▶ Extracted material
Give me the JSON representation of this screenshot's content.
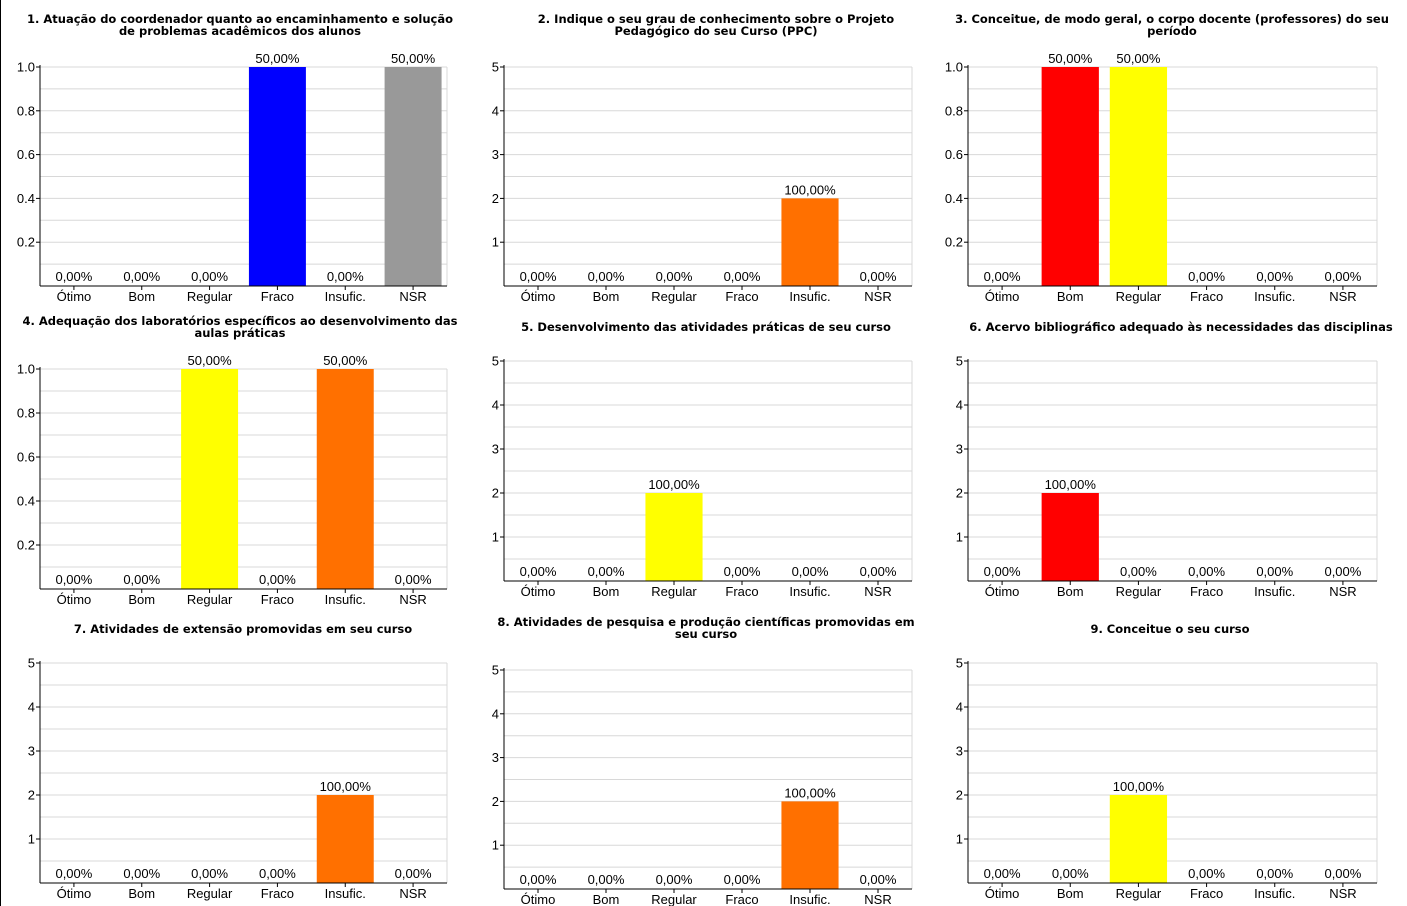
{
  "colors": {
    "blue": "#0000ff",
    "gray": "#999999",
    "red": "#ff0000",
    "yellow": "#ffff00",
    "orange": "#ff7000",
    "gridline": "#d8d8d8"
  },
  "chart_data": [
    {
      "type": "bar",
      "title": [
        "1. Atuação do coordenador quanto ao encaminhamento e solução",
        "de problemas acadêmicos dos alunos"
      ],
      "categories": [
        "Ótimo",
        "Bom",
        "Regular",
        "Fraco",
        "Insufic.",
        "NSR"
      ],
      "values": [
        0,
        0,
        0,
        1,
        0,
        1
      ],
      "labels": [
        "0,00%",
        "0,00%",
        "0,00%",
        "50,00%",
        "0,00%",
        "50,00%"
      ],
      "bar_colors": [
        "#0000ff",
        "#0000ff",
        "#0000ff",
        "#0000ff",
        "#0000ff",
        "#999999"
      ],
      "ylim": [
        0,
        1.0
      ],
      "yticks": [
        "0.2",
        "0.4",
        "0.6",
        "0.8",
        "1.0"
      ],
      "grid": true
    },
    {
      "type": "bar",
      "title": [
        "2. Indique o seu grau de conhecimento sobre o Projeto",
        "Pedagógico do seu Curso (PPC)"
      ],
      "categories": [
        "Ótimo",
        "Bom",
        "Regular",
        "Fraco",
        "Insufic.",
        "NSR"
      ],
      "values": [
        0,
        0,
        0,
        0,
        2,
        0
      ],
      "labels": [
        "0,00%",
        "0,00%",
        "0,00%",
        "0,00%",
        "100,00%",
        "0,00%"
      ],
      "bar_colors": [
        "#ff7000",
        "#ff7000",
        "#ff7000",
        "#ff7000",
        "#ff7000",
        "#ff7000"
      ],
      "ylim": [
        0,
        5
      ],
      "yticks": [
        "1",
        "2",
        "3",
        "4",
        "5"
      ],
      "grid": true
    },
    {
      "type": "bar",
      "title": [
        "3. Conceitue, de modo geral, o corpo docente (professores) do seu",
        "período"
      ],
      "categories": [
        "Ótimo",
        "Bom",
        "Regular",
        "Fraco",
        "Insufic.",
        "NSR"
      ],
      "values": [
        0,
        1,
        1,
        0,
        0,
        0
      ],
      "labels": [
        "0,00%",
        "50,00%",
        "50,00%",
        "0,00%",
        "0,00%",
        "0,00%"
      ],
      "bar_colors": [
        "#ff0000",
        "#ff0000",
        "#ffff00",
        "#ff0000",
        "#ff0000",
        "#ff0000"
      ],
      "ylim": [
        0,
        1.0
      ],
      "yticks": [
        "0.2",
        "0.4",
        "0.6",
        "0.8",
        "1.0"
      ],
      "grid": true
    },
    {
      "type": "bar",
      "title": [
        "4. Adequação dos laboratórios específicos ao desenvolvimento das",
        "aulas práticas"
      ],
      "categories": [
        "Ótimo",
        "Bom",
        "Regular",
        "Fraco",
        "Insufic.",
        "NSR"
      ],
      "values": [
        0,
        0,
        1,
        0,
        1,
        0
      ],
      "labels": [
        "0,00%",
        "0,00%",
        "50,00%",
        "0,00%",
        "50,00%",
        "0,00%"
      ],
      "bar_colors": [
        "#ffff00",
        "#ffff00",
        "#ffff00",
        "#ffff00",
        "#ff7000",
        "#ffff00"
      ],
      "ylim": [
        0,
        1.0
      ],
      "yticks": [
        "0.2",
        "0.4",
        "0.6",
        "0.8",
        "1.0"
      ],
      "grid": true
    },
    {
      "type": "bar",
      "title": [
        "5. Desenvolvimento das atividades práticas de seu curso"
      ],
      "categories": [
        "Ótimo",
        "Bom",
        "Regular",
        "Fraco",
        "Insufic.",
        "NSR"
      ],
      "values": [
        0,
        0,
        2,
        0,
        0,
        0
      ],
      "labels": [
        "0,00%",
        "0,00%",
        "100,00%",
        "0,00%",
        "0,00%",
        "0,00%"
      ],
      "bar_colors": [
        "#ffff00",
        "#ffff00",
        "#ffff00",
        "#ffff00",
        "#ffff00",
        "#ffff00"
      ],
      "ylim": [
        0,
        5
      ],
      "yticks": [
        "1",
        "2",
        "3",
        "4",
        "5"
      ],
      "grid": true
    },
    {
      "type": "bar",
      "title": [
        "6. Acervo bibliográfico adequado às necessidades das disciplinas"
      ],
      "categories": [
        "Ótimo",
        "Bom",
        "Regular",
        "Fraco",
        "Insufic.",
        "NSR"
      ],
      "values": [
        0,
        2,
        0,
        0,
        0,
        0
      ],
      "labels": [
        "0,00%",
        "100,00%",
        "0,00%",
        "0,00%",
        "0,00%",
        "0,00%"
      ],
      "bar_colors": [
        "#ff0000",
        "#ff0000",
        "#ff0000",
        "#ff0000",
        "#ff0000",
        "#ff0000"
      ],
      "ylim": [
        0,
        5
      ],
      "yticks": [
        "1",
        "2",
        "3",
        "4",
        "5"
      ],
      "grid": true
    },
    {
      "type": "bar",
      "title": [
        "7. Atividades de extensão promovidas em seu curso"
      ],
      "categories": [
        "Ótimo",
        "Bom",
        "Regular",
        "Fraco",
        "Insufic.",
        "NSR"
      ],
      "values": [
        0,
        0,
        0,
        0,
        2,
        0
      ],
      "labels": [
        "0,00%",
        "0,00%",
        "0,00%",
        "0,00%",
        "100,00%",
        "0,00%"
      ],
      "bar_colors": [
        "#ff7000",
        "#ff7000",
        "#ff7000",
        "#ff7000",
        "#ff7000",
        "#ff7000"
      ],
      "ylim": [
        0,
        5
      ],
      "yticks": [
        "1",
        "2",
        "3",
        "4",
        "5"
      ],
      "grid": true
    },
    {
      "type": "bar",
      "title": [
        "8. Atividades de pesquisa e produção científicas promovidas em",
        "seu curso"
      ],
      "categories": [
        "Ótimo",
        "Bom",
        "Regular",
        "Fraco",
        "Insufic.",
        "NSR"
      ],
      "values": [
        0,
        0,
        0,
        0,
        2,
        0
      ],
      "labels": [
        "0,00%",
        "0,00%",
        "0,00%",
        "0,00%",
        "100,00%",
        "0,00%"
      ],
      "bar_colors": [
        "#ff7000",
        "#ff7000",
        "#ff7000",
        "#ff7000",
        "#ff7000",
        "#ff7000"
      ],
      "ylim": [
        0,
        5
      ],
      "yticks": [
        "1",
        "2",
        "3",
        "4",
        "5"
      ],
      "grid": true
    },
    {
      "type": "bar",
      "title": [
        "9. Conceitue o seu curso"
      ],
      "categories": [
        "Ótimo",
        "Bom",
        "Regular",
        "Fraco",
        "Insufic.",
        "NSR"
      ],
      "values": [
        0,
        0,
        2,
        0,
        0,
        0
      ],
      "labels": [
        "0,00%",
        "0,00%",
        "100,00%",
        "0,00%",
        "0,00%",
        "0,00%"
      ],
      "bar_colors": [
        "#ffff00",
        "#ffff00",
        "#ffff00",
        "#ffff00",
        "#ffff00",
        "#ffff00"
      ],
      "ylim": [
        0,
        5
      ],
      "yticks": [
        "1",
        "2",
        "3",
        "4",
        "5"
      ],
      "grid": true
    }
  ]
}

▶ Instructions for the task
Without the pictures, output the full listing exactly as it stands.

▶ Answer to this problem
Give me the JSON representation of this screenshot's content.
{
  "colors": {
    "blue": "#0000ff",
    "gray": "#999999",
    "red": "#ff0000",
    "yellow": "#ffff00",
    "orange": "#ff7000",
    "gridline": "#d8d8d8"
  },
  "chart_data": [
    {
      "type": "bar",
      "title": [
        "1. Atuação do coordenador quanto ao encaminhamento e solução",
        "de problemas acadêmicos dos alunos"
      ],
      "categories": [
        "Ótimo",
        "Bom",
        "Regular",
        "Fraco",
        "Insufic.",
        "NSR"
      ],
      "values": [
        0,
        0,
        0,
        1,
        0,
        1
      ],
      "labels": [
        "0,00%",
        "0,00%",
        "0,00%",
        "50,00%",
        "0,00%",
        "50,00%"
      ],
      "bar_colors": [
        "#0000ff",
        "#0000ff",
        "#0000ff",
        "#0000ff",
        "#0000ff",
        "#999999"
      ],
      "ylim": [
        0,
        1.0
      ],
      "yticks": [
        "0.2",
        "0.4",
        "0.6",
        "0.8",
        "1.0"
      ],
      "grid": true
    },
    {
      "type": "bar",
      "title": [
        "2. Indique o seu grau de conhecimento sobre o Projeto",
        "Pedagógico do seu Curso (PPC)"
      ],
      "categories": [
        "Ótimo",
        "Bom",
        "Regular",
        "Fraco",
        "Insufic.",
        "NSR"
      ],
      "values": [
        0,
        0,
        0,
        0,
        2,
        0
      ],
      "labels": [
        "0,00%",
        "0,00%",
        "0,00%",
        "0,00%",
        "100,00%",
        "0,00%"
      ],
      "bar_colors": [
        "#ff7000",
        "#ff7000",
        "#ff7000",
        "#ff7000",
        "#ff7000",
        "#ff7000"
      ],
      "ylim": [
        0,
        5
      ],
      "yticks": [
        "1",
        "2",
        "3",
        "4",
        "5"
      ],
      "grid": true
    },
    {
      "type": "bar",
      "title": [
        "3. Conceitue, de modo geral, o corpo docente (professores) do seu",
        "período"
      ],
      "categories": [
        "Ótimo",
        "Bom",
        "Regular",
        "Fraco",
        "Insufic.",
        "NSR"
      ],
      "values": [
        0,
        1,
        1,
        0,
        0,
        0
      ],
      "labels": [
        "0,00%",
        "50,00%",
        "50,00%",
        "0,00%",
        "0,00%",
        "0,00%"
      ],
      "bar_colors": [
        "#ff0000",
        "#ff0000",
        "#ffff00",
        "#ff0000",
        "#ff0000",
        "#ff0000"
      ],
      "ylim": [
        0,
        1.0
      ],
      "yticks": [
        "0.2",
        "0.4",
        "0.6",
        "0.8",
        "1.0"
      ],
      "grid": true
    },
    {
      "type": "bar",
      "title": [
        "4. Adequação dos laboratórios específicos ao desenvolvimento das",
        "aulas práticas"
      ],
      "categories": [
        "Ótimo",
        "Bom",
        "Regular",
        "Fraco",
        "Insufic.",
        "NSR"
      ],
      "values": [
        0,
        0,
        1,
        0,
        1,
        0
      ],
      "labels": [
        "0,00%",
        "0,00%",
        "50,00%",
        "0,00%",
        "50,00%",
        "0,00%"
      ],
      "bar_colors": [
        "#ffff00",
        "#ffff00",
        "#ffff00",
        "#ffff00",
        "#ff7000",
        "#ffff00"
      ],
      "ylim": [
        0,
        1.0
      ],
      "yticks": [
        "0.2",
        "0.4",
        "0.6",
        "0.8",
        "1.0"
      ],
      "grid": true
    },
    {
      "type": "bar",
      "title": [
        "5. Desenvolvimento das atividades práticas de seu curso"
      ],
      "categories": [
        "Ótimo",
        "Bom",
        "Regular",
        "Fraco",
        "Insufic.",
        "NSR"
      ],
      "values": [
        0,
        0,
        2,
        0,
        0,
        0
      ],
      "labels": [
        "0,00%",
        "0,00%",
        "100,00%",
        "0,00%",
        "0,00%",
        "0,00%"
      ],
      "bar_colors": [
        "#ffff00",
        "#ffff00",
        "#ffff00",
        "#ffff00",
        "#ffff00",
        "#ffff00"
      ],
      "ylim": [
        0,
        5
      ],
      "yticks": [
        "1",
        "2",
        "3",
        "4",
        "5"
      ],
      "grid": true
    },
    {
      "type": "bar",
      "title": [
        "6. Acervo bibliográfico adequado às necessidades das disciplinas"
      ],
      "categories": [
        "Ótimo",
        "Bom",
        "Regular",
        "Fraco",
        "Insufic.",
        "NSR"
      ],
      "values": [
        0,
        2,
        0,
        0,
        0,
        0
      ],
      "labels": [
        "0,00%",
        "100,00%",
        "0,00%",
        "0,00%",
        "0,00%",
        "0,00%"
      ],
      "bar_colors": [
        "#ff0000",
        "#ff0000",
        "#ff0000",
        "#ff0000",
        "#ff0000",
        "#ff0000"
      ],
      "ylim": [
        0,
        5
      ],
      "yticks": [
        "1",
        "2",
        "3",
        "4",
        "5"
      ],
      "grid": true
    },
    {
      "type": "bar",
      "title": [
        "7. Atividades de extensão promovidas em seu curso"
      ],
      "categories": [
        "Ótimo",
        "Bom",
        "Regular",
        "Fraco",
        "Insufic.",
        "NSR"
      ],
      "values": [
        0,
        0,
        0,
        0,
        2,
        0
      ],
      "labels": [
        "0,00%",
        "0,00%",
        "0,00%",
        "0,00%",
        "100,00%",
        "0,00%"
      ],
      "bar_colors": [
        "#ff7000",
        "#ff7000",
        "#ff7000",
        "#ff7000",
        "#ff7000",
        "#ff7000"
      ],
      "ylim": [
        0,
        5
      ],
      "yticks": [
        "1",
        "2",
        "3",
        "4",
        "5"
      ],
      "grid": true
    },
    {
      "type": "bar",
      "title": [
        "8. Atividades de pesquisa e produção científicas promovidas em",
        "seu curso"
      ],
      "categories": [
        "Ótimo",
        "Bom",
        "Regular",
        "Fraco",
        "Insufic.",
        "NSR"
      ],
      "values": [
        0,
        0,
        0,
        0,
        2,
        0
      ],
      "labels": [
        "0,00%",
        "0,00%",
        "0,00%",
        "0,00%",
        "100,00%",
        "0,00%"
      ],
      "bar_colors": [
        "#ff7000",
        "#ff7000",
        "#ff7000",
        "#ff7000",
        "#ff7000",
        "#ff7000"
      ],
      "ylim": [
        0,
        5
      ],
      "yticks": [
        "1",
        "2",
        "3",
        "4",
        "5"
      ],
      "grid": true
    },
    {
      "type": "bar",
      "title": [
        "9. Conceitue o seu curso"
      ],
      "categories": [
        "Ótimo",
        "Bom",
        "Regular",
        "Fraco",
        "Insufic.",
        "NSR"
      ],
      "values": [
        0,
        0,
        2,
        0,
        0,
        0
      ],
      "labels": [
        "0,00%",
        "0,00%",
        "100,00%",
        "0,00%",
        "0,00%",
        "0,00%"
      ],
      "bar_colors": [
        "#ffff00",
        "#ffff00",
        "#ffff00",
        "#ffff00",
        "#ffff00",
        "#ffff00"
      ],
      "ylim": [
        0,
        5
      ],
      "yticks": [
        "1",
        "2",
        "3",
        "4",
        "5"
      ],
      "grid": true
    }
  ]
}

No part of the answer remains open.